--- BEGIN ---

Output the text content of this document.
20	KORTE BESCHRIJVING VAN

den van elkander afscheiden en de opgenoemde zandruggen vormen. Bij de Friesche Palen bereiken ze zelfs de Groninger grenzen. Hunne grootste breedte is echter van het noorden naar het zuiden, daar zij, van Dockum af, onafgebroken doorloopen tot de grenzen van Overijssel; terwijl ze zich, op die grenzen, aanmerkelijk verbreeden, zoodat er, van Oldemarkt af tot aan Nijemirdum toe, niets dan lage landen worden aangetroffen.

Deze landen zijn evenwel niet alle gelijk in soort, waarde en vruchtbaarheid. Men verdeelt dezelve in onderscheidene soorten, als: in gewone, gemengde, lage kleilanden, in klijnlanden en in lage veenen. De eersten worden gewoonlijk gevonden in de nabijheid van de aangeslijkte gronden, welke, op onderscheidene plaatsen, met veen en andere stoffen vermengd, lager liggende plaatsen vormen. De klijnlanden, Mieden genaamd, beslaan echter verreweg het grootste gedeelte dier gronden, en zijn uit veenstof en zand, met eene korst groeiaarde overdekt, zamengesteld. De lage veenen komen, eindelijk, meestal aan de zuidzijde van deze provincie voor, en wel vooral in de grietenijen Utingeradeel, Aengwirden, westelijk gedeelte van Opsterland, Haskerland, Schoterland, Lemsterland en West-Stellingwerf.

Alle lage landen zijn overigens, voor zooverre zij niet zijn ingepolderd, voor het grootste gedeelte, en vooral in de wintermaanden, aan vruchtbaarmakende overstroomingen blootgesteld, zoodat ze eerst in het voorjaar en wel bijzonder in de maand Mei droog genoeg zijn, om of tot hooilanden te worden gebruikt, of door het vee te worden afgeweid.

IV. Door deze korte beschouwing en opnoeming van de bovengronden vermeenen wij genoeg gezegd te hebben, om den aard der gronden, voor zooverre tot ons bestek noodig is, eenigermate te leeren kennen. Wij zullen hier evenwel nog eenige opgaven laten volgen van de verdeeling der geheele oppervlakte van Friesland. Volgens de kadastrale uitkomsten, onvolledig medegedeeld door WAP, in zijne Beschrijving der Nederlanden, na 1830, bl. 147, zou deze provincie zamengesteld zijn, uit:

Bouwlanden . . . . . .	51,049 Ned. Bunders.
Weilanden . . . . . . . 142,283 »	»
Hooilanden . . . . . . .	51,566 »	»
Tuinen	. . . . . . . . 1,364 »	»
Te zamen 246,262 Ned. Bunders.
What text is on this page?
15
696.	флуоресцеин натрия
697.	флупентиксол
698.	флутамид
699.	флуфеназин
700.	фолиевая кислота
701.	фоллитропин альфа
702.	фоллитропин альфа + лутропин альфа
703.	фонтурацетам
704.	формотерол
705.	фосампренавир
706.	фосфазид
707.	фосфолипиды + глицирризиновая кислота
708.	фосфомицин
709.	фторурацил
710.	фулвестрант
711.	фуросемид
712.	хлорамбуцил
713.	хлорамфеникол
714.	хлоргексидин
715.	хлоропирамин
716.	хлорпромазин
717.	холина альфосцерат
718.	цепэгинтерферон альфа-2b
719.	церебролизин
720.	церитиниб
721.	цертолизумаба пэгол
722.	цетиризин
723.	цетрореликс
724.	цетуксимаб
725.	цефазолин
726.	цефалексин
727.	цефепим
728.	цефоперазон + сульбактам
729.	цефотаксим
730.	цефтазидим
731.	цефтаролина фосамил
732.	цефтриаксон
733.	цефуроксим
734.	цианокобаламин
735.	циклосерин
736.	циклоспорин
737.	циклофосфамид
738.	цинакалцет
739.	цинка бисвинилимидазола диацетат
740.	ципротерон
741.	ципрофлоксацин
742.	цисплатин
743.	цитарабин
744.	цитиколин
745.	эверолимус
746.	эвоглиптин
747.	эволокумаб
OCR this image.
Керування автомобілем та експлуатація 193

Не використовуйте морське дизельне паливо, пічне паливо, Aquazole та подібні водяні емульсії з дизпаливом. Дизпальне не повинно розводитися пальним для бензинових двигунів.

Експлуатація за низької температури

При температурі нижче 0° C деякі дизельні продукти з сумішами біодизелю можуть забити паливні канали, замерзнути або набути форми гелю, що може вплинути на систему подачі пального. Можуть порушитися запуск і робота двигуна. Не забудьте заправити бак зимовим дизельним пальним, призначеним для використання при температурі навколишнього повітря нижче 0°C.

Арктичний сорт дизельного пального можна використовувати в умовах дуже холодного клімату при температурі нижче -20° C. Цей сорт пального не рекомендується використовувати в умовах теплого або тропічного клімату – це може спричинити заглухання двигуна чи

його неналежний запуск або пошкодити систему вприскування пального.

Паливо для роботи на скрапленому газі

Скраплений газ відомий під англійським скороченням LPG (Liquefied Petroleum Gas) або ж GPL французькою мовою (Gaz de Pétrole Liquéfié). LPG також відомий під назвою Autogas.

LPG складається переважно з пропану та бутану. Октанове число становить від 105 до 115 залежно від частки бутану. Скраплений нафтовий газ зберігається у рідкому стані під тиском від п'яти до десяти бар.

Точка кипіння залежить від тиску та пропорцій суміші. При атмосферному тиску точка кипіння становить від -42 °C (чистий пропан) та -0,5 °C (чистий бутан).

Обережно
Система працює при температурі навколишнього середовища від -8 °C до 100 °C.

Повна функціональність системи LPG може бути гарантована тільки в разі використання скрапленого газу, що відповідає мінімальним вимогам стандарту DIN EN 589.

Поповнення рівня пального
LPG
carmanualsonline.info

--- END ---

**What to do:** Print the material above once more, exactly.

**Task solution:**
Output the text content of this document.
20	KORTE BESCHRIJVING VAN

den van elkander afscheiden en de opgenoemde zandruggen vormen. Bij de Friesche Palen bereiken ze zelfs de Groninger grenzen. Hunne grootste breedte is echter van het noorden naar het zuiden, daar zij, van Dockum af, onafgebroken doorloopen tot de grenzen van Overijssel; terwijl ze zich, op die grenzen, aanmerkelijk verbreeden, zoodat er, van Oldemarkt af tot aan Nijemirdum toe, niets dan lage landen worden aangetroffen.

Deze landen zijn evenwel niet alle gelijk in soort, waarde en vruchtbaarheid. Men verdeelt dezelve in onderscheidene soorten, als: in gewone, gemengde, lage kleilanden, in klijnlanden en in lage veenen. De eersten worden gewoonlijk gevonden in de nabijheid van de aangeslijkte gronden, welke, op onderscheidene plaatsen, met veen en andere stoffen vermengd, lager liggende plaatsen vormen. De klijnlanden, Mieden genaamd, beslaan echter verreweg het grootste gedeelte dier gronden, en zijn uit veenstof en zand, met eene korst groeiaarde overdekt, zamengesteld. De lage veenen komen, eindelijk, meestal aan de zuidzijde van deze provincie voor, en wel vooral in de grietenijen Utingeradeel, Aengwirden, westelijk gedeelte van Opsterland, Haskerland, Schoterland, Lemsterland en West-Stellingwerf.

Alle lage landen zijn overigens, voor zooverre zij niet zijn ingepolderd, voor het grootste gedeelte, en vooral in de wintermaanden, aan vruchtbaarmakende overstroomingen blootgesteld, zoodat ze eerst in het voorjaar en wel bijzonder in de maand Mei droog genoeg zijn, om of tot hooilanden te worden gebruikt, of door het vee te worden afgeweid.

IV. Door deze korte beschouwing en opnoeming van de bovengronden vermeenen wij genoeg gezegd te hebben, om den aard der gronden, voor zooverre tot ons bestek noodig is, eenigermate te leeren kennen. Wij zullen hier evenwel nog eenige opgaven laten volgen van de verdeeling der geheele oppervlakte van Friesland. Volgens de kadastrale uitkomsten, onvolledig medegedeeld door WAP, in zijne Beschrijving der Nederlanden, na 1830, bl. 147, zou deze provincie zamengesteld zijn, uit:

Bouwlanden . . . . . .	51,049 Ned. Bunders.
Weilanden . . . . . . . 142,283 »	»
Hooilanden . . . . . . .	51,566 »	»
Tuinen	. . . . . . . . 1,364 »	»
Te zamen 246,262 Ned. Bunders.
What text is on this page?
15
696.	флуоресцеин натрия
697.	флупентиксол
698.	флутамид
699.	флуфеназин
700.	фолиевая кислота
701.	фоллитропин альфа
702.	фоллитропин альфа + лутропин альфа
703.	фонтурацетам
704.	формотерол
705.	фосампренавир
706.	фосфазид
707.	фосфолипиды + глицирризиновая кислота
708.	фосфомицин
709.	фторурацил
710.	фулвестрант
711.	фуросемид
712.	хлорамбуцил
713.	хлорамфеникол
714.	хлоргексидин
715.	хлоропирамин
716.	хлорпромазин
717.	холина альфосцерат
718.	цепэгинтерферон альфа-2b
719.	церебролизин
720.	церитиниб
721.	цертолизумаба пэгол
722.	цетиризин
723.	цетрореликс
724.	цетуксимаб
725.	цефазолин
726.	цефалексин
727.	цефепим
728.	цефоперазон + сульбактам
729.	цефотаксим
730.	цефтазидим
731.	цефтаролина фосамил
732.	цефтриаксон
733.	цефуроксим
734.	цианокобаламин
735.	циклосерин
736.	циклоспорин
737.	циклофосфамид
738.	цинакалцет
739.	цинка бисвинилимидазола диацетат
740.	ципротерон
741.	ципрофлоксацин
742.	цисплатин
743.	цитарабин
744.	цитиколин
745.	эверолимус
746.	эвоглиптин
747.	эволокумаб
OCR this image.
Керування автомобілем та експлуатація 193

Не використовуйте морське дизельне паливо, пічне паливо, Aquazole та подібні водяні емульсії з дизпаливом. Дизпальне не повинно розводитися пальним для бензинових двигунів.

Експлуатація за низької температури

При температурі нижче 0° C деякі дизельні продукти з сумішами біодизелю можуть забити паливні канали, замерзнути або набути форми гелю, що може вплинути на систему подачі пального. Можуть порушитися запуск і робота двигуна. Не забудьте заправити бак зимовим дизельним пальним, призначеним для використання при температурі навколишнього повітря нижче 0°C.

Арктичний сорт дизельного пального можна використовувати в умовах дуже холодного клімату при температурі нижче -20° C. Цей сорт пального не рекомендується використовувати в умовах теплого або тропічного клімату – це може спричинити заглухання двигуна чи

його неналежний запуск або пошкодити систему вприскування пального.

Паливо для роботи на скрапленому газі

Скраплений газ відомий під англійським скороченням LPG (Liquefied Petroleum Gas) або ж GPL французькою мовою (Gaz de Pétrole Liquéfié). LPG також відомий під назвою Autogas.

LPG складається переважно з пропану та бутану. Октанове число становить від 105 до 115 залежно від частки бутану. Скраплений нафтовий газ зберігається у рідкому стані під тиском від п'яти до десяти бар.

Точка кипіння залежить від тиску та пропорцій суміші. При атмосферному тиску точка кипіння становить від -42 °C (чистий пропан) та -0,5 °C (чистий бутан).

Обережно
Система працює при температурі навколишнього середовища від -8 °C до 100 °C.

Повна функціональність системи LPG може бути гарантована тільки в разі використання скрапленого газу, що відповідає мінімальним вимогам стандарту DIN EN 589.

Поповнення рівня пального
LPG
carmanualsonline.info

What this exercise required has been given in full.